■ TASK DETAILS
Each record that follows should be repeated exactly, minus any images.

Start of MATERIAL PROVIDED

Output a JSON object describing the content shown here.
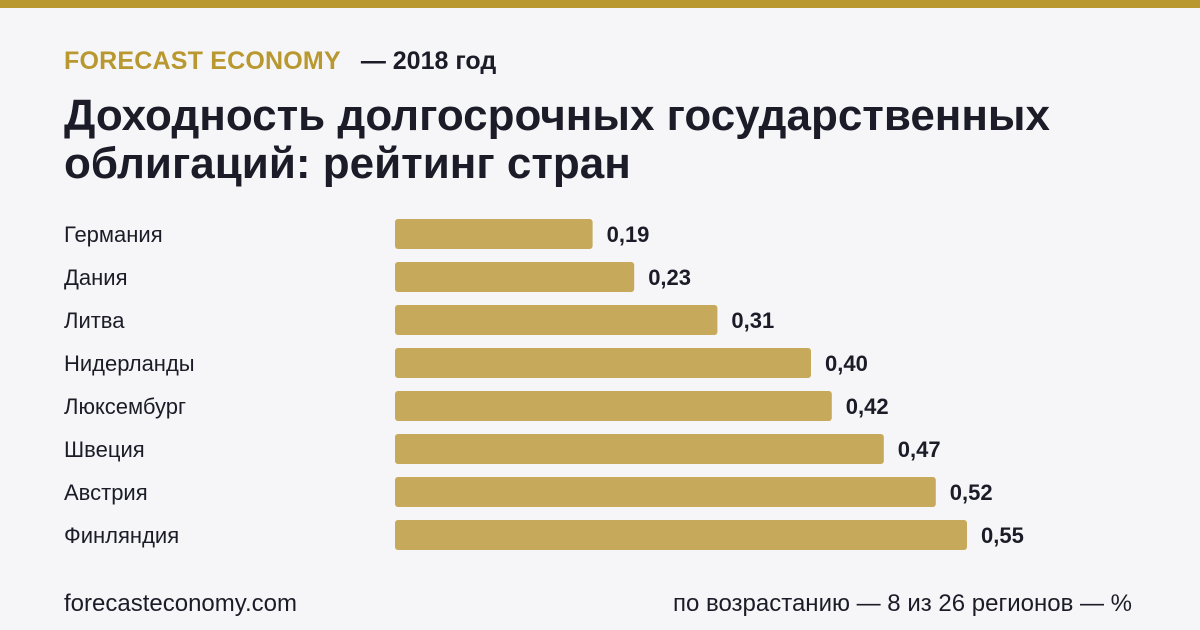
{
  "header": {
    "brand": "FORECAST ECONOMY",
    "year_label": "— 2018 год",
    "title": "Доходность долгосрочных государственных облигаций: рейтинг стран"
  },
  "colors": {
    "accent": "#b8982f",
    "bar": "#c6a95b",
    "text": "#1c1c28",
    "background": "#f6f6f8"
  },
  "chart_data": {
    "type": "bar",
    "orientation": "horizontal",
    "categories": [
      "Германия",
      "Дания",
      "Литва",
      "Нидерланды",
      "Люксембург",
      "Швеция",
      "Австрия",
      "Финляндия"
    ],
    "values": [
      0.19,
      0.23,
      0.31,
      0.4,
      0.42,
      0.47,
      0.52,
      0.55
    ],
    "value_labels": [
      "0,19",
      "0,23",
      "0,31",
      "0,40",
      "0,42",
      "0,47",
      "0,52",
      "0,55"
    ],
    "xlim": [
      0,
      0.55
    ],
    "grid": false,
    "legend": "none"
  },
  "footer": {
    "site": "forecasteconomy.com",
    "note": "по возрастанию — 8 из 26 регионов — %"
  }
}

End of MATERIAL PROVIDED

■ SOLUTION BELOW
Output a JSON object describing the content shown here.
{
  "header": {
    "brand": "FORECAST ECONOMY",
    "year_label": "— 2018 год",
    "title": "Доходность долгосрочных государственных облигаций: рейтинг стран"
  },
  "colors": {
    "accent": "#b8982f",
    "bar": "#c6a95b",
    "text": "#1c1c28",
    "background": "#f6f6f8"
  },
  "chart_data": {
    "type": "bar",
    "orientation": "horizontal",
    "categories": [
      "Германия",
      "Дания",
      "Литва",
      "Нидерланды",
      "Люксембург",
      "Швеция",
      "Австрия",
      "Финляндия"
    ],
    "values": [
      0.19,
      0.23,
      0.31,
      0.4,
      0.42,
      0.47,
      0.52,
      0.55
    ],
    "value_labels": [
      "0,19",
      "0,23",
      "0,31",
      "0,40",
      "0,42",
      "0,47",
      "0,52",
      "0,55"
    ],
    "xlim": [
      0,
      0.55
    ],
    "grid": false,
    "legend": "none"
  },
  "footer": {
    "site": "forecasteconomy.com",
    "note": "по возрастанию — 8 из 26 регионов — %"
  }
}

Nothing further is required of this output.